What you have to do — Write out every entry exactly as it appears.

Chart and figure data:
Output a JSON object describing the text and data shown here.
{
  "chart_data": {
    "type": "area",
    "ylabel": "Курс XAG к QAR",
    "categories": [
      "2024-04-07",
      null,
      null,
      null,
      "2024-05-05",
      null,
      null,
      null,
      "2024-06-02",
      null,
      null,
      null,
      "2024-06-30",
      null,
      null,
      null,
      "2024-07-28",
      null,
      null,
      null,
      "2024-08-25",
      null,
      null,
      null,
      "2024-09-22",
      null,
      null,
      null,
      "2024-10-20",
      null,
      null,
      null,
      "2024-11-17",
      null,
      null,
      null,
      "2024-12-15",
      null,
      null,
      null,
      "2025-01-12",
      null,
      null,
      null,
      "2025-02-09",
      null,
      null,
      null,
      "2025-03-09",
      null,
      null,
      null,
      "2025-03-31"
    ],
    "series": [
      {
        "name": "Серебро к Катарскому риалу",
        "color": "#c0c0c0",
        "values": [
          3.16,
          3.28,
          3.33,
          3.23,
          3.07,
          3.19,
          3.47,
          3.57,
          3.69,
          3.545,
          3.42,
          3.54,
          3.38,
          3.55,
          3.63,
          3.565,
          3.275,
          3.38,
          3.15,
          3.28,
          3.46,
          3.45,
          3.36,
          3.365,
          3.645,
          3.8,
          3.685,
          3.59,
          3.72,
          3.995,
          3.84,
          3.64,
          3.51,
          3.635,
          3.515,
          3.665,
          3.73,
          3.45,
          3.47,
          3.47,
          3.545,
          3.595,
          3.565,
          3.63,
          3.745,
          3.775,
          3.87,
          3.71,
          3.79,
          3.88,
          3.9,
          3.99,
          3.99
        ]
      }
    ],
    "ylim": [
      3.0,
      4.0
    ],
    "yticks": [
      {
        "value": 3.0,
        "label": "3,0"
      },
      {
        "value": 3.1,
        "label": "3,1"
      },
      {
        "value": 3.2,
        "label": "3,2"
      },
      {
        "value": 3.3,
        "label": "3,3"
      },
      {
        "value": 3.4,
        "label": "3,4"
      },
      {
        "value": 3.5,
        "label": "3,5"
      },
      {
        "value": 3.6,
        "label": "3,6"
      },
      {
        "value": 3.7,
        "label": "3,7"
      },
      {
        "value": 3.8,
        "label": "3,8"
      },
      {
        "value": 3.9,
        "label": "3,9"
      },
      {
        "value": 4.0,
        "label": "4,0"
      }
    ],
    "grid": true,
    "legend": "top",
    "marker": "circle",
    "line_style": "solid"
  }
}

Exercise output —
Output a JSON object describing the text and data shown here.
{
  "chart_data": {
    "type": "area",
    "ylabel": "Курс XAG к QAR",
    "categories": [
      "2024-04-07",
      null,
      null,
      null,
      "2024-05-05",
      null,
      null,
      null,
      "2024-06-02",
      null,
      null,
      null,
      "2024-06-30",
      null,
      null,
      null,
      "2024-07-28",
      null,
      null,
      null,
      "2024-08-25",
      null,
      null,
      null,
      "2024-09-22",
      null,
      null,
      null,
      "2024-10-20",
      null,
      null,
      null,
      "2024-11-17",
      null,
      null,
      null,
      "2024-12-15",
      null,
      null,
      null,
      "2025-01-12",
      null,
      null,
      null,
      "2025-02-09",
      null,
      null,
      null,
      "2025-03-09",
      null,
      null,
      null,
      "2025-03-31"
    ],
    "series": [
      {
        "name": "Серебро к Катарскому риалу",
        "color": "#c0c0c0",
        "values": [
          3.16,
          3.28,
          3.33,
          3.23,
          3.07,
          3.19,
          3.47,
          3.57,
          3.69,
          3.545,
          3.42,
          3.54,
          3.38,
          3.55,
          3.63,
          3.565,
          3.275,
          3.38,
          3.15,
          3.28,
          3.46,
          3.45,
          3.36,
          3.365,
          3.645,
          3.8,
          3.685,
          3.59,
          3.72,
          3.995,
          3.84,
          3.64,
          3.51,
          3.635,
          3.515,
          3.665,
          3.73,
          3.45,
          3.47,
          3.47,
          3.545,
          3.595,
          3.565,
          3.63,
          3.745,
          3.775,
          3.87,
          3.71,
          3.79,
          3.88,
          3.9,
          3.99,
          3.99
        ]
      }
    ],
    "ylim": [
      3.0,
      4.0
    ],
    "yticks": [
      {
        "value": 3.0,
        "label": "3,0"
      },
      {
        "value": 3.1,
        "label": "3,1"
      },
      {
        "value": 3.2,
        "label": "3,2"
      },
      {
        "value": 3.3,
        "label": "3,3"
      },
      {
        "value": 3.4,
        "label": "3,4"
      },
      {
        "value": 3.5,
        "label": "3,5"
      },
      {
        "value": 3.6,
        "label": "3,6"
      },
      {
        "value": 3.7,
        "label": "3,7"
      },
      {
        "value": 3.8,
        "label": "3,8"
      },
      {
        "value": 3.9,
        "label": "3,9"
      },
      {
        "value": 4.0,
        "label": "4,0"
      }
    ],
    "grid": true,
    "legend": "top",
    "marker": "circle",
    "line_style": "solid"
  }
}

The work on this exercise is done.